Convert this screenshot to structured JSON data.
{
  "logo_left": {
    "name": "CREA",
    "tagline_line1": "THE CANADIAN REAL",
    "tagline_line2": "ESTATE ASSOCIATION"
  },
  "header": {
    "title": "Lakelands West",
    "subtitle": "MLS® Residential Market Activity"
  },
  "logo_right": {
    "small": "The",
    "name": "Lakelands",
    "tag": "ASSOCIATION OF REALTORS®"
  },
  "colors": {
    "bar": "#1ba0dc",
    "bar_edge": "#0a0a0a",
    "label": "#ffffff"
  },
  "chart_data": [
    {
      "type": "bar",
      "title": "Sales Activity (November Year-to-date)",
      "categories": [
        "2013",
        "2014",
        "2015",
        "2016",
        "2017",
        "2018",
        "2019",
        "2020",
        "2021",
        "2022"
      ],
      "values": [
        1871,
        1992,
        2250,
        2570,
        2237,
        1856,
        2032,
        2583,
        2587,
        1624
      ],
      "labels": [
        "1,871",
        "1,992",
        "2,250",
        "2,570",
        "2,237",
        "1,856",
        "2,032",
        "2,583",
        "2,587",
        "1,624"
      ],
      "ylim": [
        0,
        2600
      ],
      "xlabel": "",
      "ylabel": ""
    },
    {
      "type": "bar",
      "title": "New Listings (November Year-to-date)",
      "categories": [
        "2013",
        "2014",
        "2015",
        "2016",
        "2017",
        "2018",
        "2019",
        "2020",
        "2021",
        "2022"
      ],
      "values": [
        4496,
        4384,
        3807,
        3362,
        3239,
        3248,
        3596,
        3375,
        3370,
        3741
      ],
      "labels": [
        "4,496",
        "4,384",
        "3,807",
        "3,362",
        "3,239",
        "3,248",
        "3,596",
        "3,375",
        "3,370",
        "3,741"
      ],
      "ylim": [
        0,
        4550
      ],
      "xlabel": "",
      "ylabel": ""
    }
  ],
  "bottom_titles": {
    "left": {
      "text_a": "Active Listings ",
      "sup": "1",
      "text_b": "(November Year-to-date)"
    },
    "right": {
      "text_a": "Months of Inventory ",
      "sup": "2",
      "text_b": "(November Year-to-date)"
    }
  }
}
:::
## GIVEN INSTRUCTION
Say how many lines in the records hold "ASSOCIATION", with the number as the whole reply.

## TASK RESPONSE
2